Dataset Block Start

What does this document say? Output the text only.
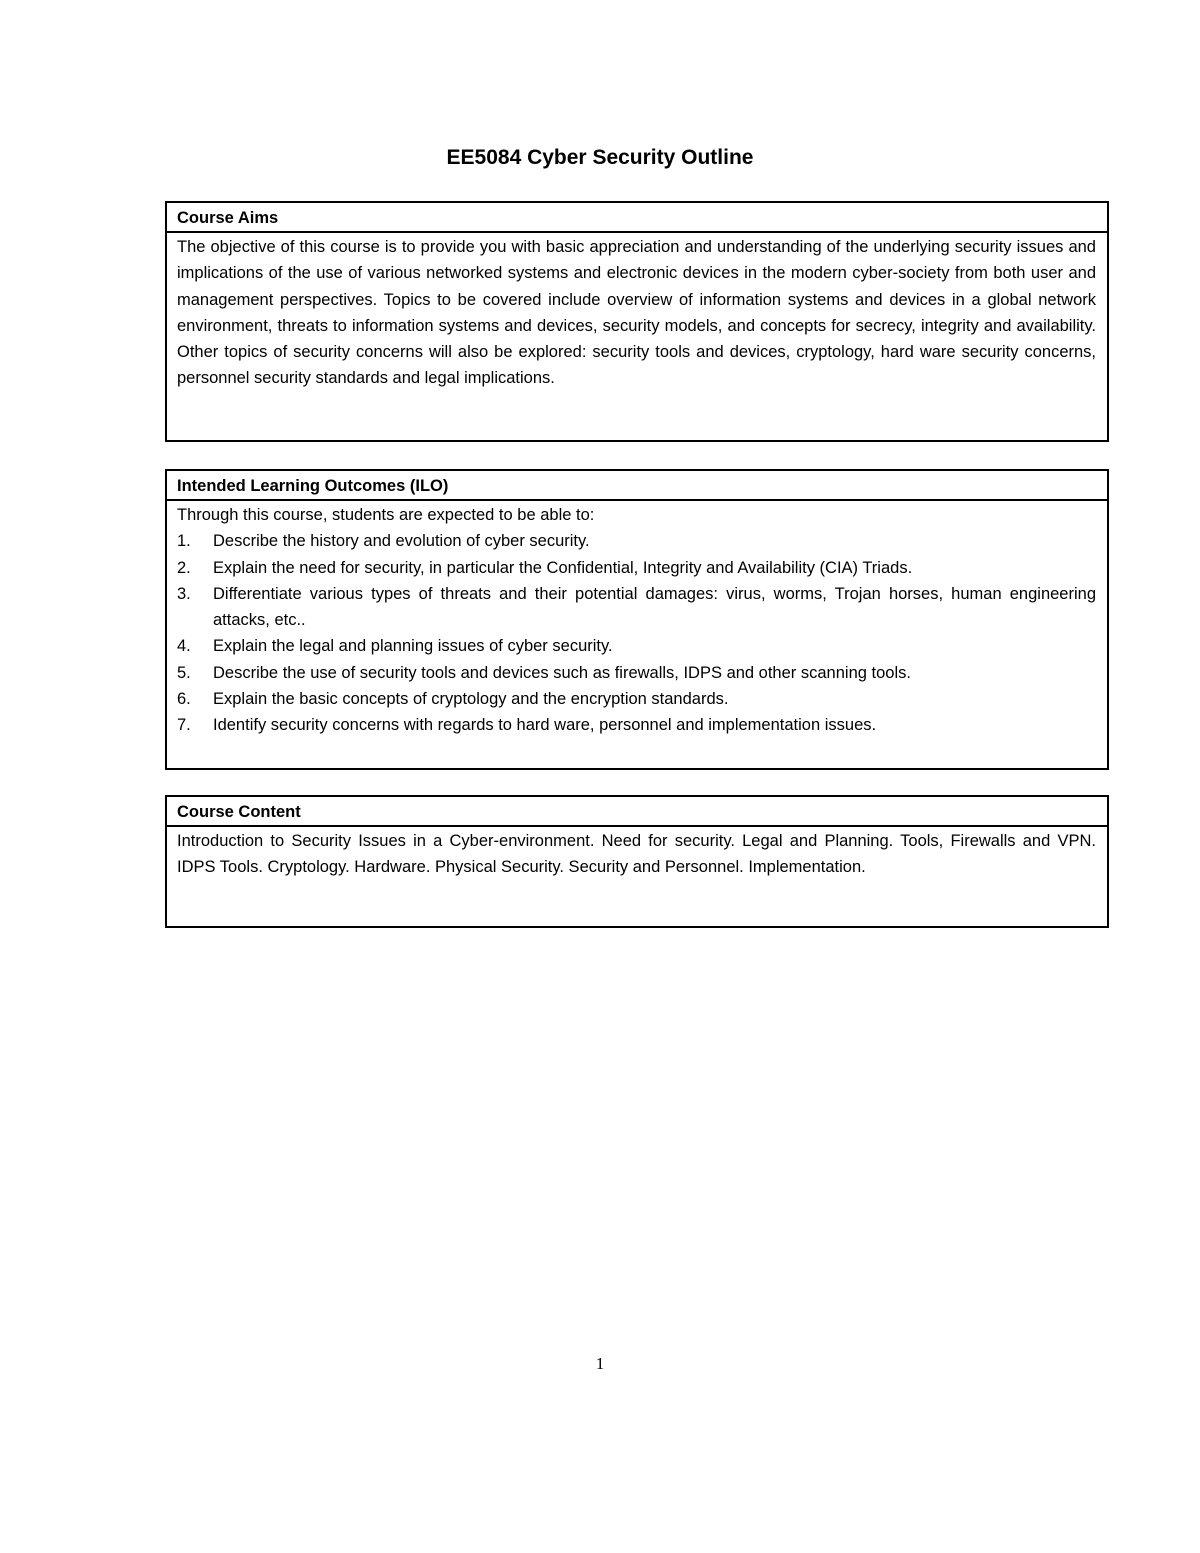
EE5084 Cyber Security Outline
Course Aims
The objective of this course is to provide you with basic appreciation and understanding of the underlying security issues and implications of the use of various networked systems and electronic devices in the modern cyber-society from both user and management perspectives. Topics to be covered include overview of information systems and devices in a global network environment, threats to information systems and devices, security models, and concepts for secrecy, integrity and availability. Other topics of security concerns will also be explored: security tools and devices, cryptology, hard ware security concerns, personnel security standards and legal implications.
Intended Learning Outcomes (ILO)
Through this course, students are expected to be able to:
1.	Describe the history and evolution of cyber security.
2.	Explain the need for security, in particular the Confidential, Integrity and Availability (CIA) Triads.
3.	Differentiate various types of threats and their potential damages: virus, worms, Trojan horses, human engineering attacks, etc..
4.	Explain the legal and planning issues of cyber security.
5.	Describe the use of security tools and devices such as firewalls, IDPS and other scanning tools.
6.	Explain the basic concepts of cryptology and the encryption standards.
7.	Identify security concerns with regards to hard ware, personnel and implementation issues.
Course Content
Introduction to Security Issues in a Cyber-environment. Need for security. Legal and Planning. Tools, Firewalls and VPN. IDPS Tools. Cryptology. Hardware. Physical Security. Security and Personnel. Implementation.
1
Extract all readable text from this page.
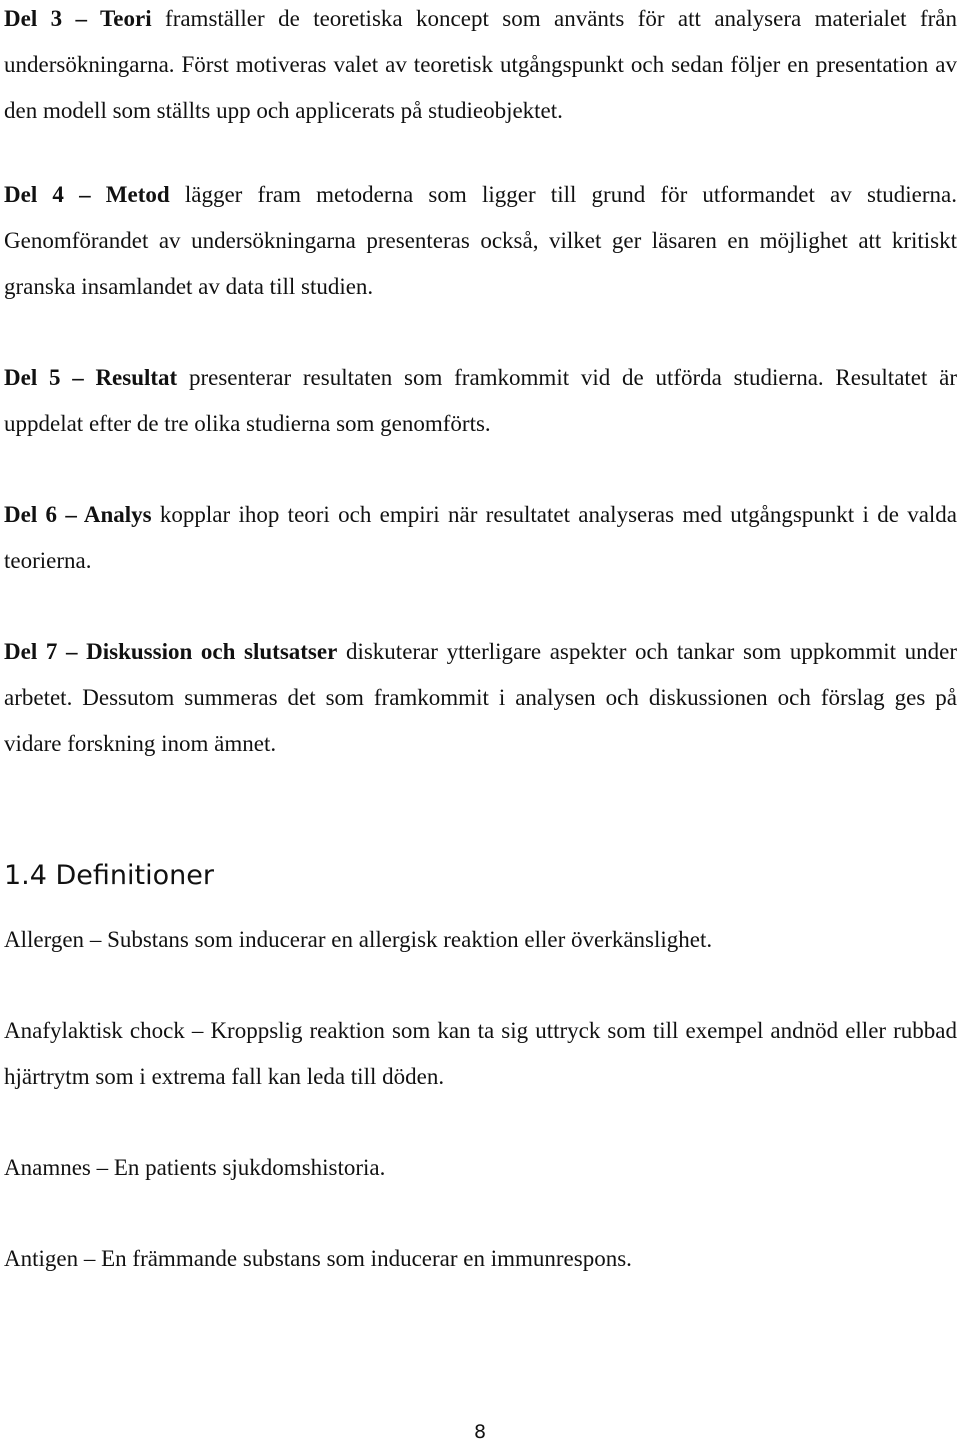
Del 3 – Teori framställer de teoretiska koncept som använts för att analysera materialet från undersökningarna. Först motiveras valet av teoretisk utgångspunkt och sedan följer en presentation av den modell som ställts upp och applicerats på studieobjektet.

Del 4 – Metod lägger fram metoderna som ligger till grund för utformandet av studierna. Genomförandet av undersökningarna presenteras också, vilket ger läsaren en möjlighet att kritiskt granska insamlandet av data till studien.

Del 5 – Resultat presenterar resultaten som framkommit vid de utförda studierna. Resultatet är uppdelat efter de tre olika studierna som genomförts.

Del 6 – Analys kopplar ihop teori och empiri när resultatet analyseras med utgångspunkt i de valda teorierna.

Del 7 – Diskussion och slutsatser diskuterar ytterligare aspekter och tankar som uppkommit under arbetet. Dessutom summeras det som framkommit i analysen och diskussionen och förslag ges på vidare forskning inom ämnet.

1.4 Definitioner

Allergen – Substans som inducerar en allergisk reaktion eller överkänslighet.

Anafylaktisk chock – Kroppslig reaktion som kan ta sig uttryck som till exempel andnöd eller rubbad hjärtrytm som i extrema fall kan leda till döden.

Anamnes – En patients sjukdomshistoria.

Antigen – En främmande substans som inducerar en immunrespons.

8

Dataset Block End

» **Task statement**
Where a line in the records above contains the word "environment", copy that line.

» **Reply to the exercise**
The objective of this course is to provide you with basic appreciation and understanding of the underlying security issues and implications of the use of various networked systems and electronic devices in the modern cyber-society from both user and management perspectives. Topics to be covered include overview of information systems and devices in a global network environment, threats to information systems and devices, security models, and concepts for secrecy, integrity and availability. Other topics of security concerns will also be explored: security tools and devices, cryptology, hard ware security concerns, personnel security standards and legal implications.
Introduction to Security Issues in a Cyber-environment. Need for security. Legal and Planning. Tools, Firewalls and VPN. IDPS Tools. Cryptology. Hardware. Physical Security. Security and Personnel. Implementation.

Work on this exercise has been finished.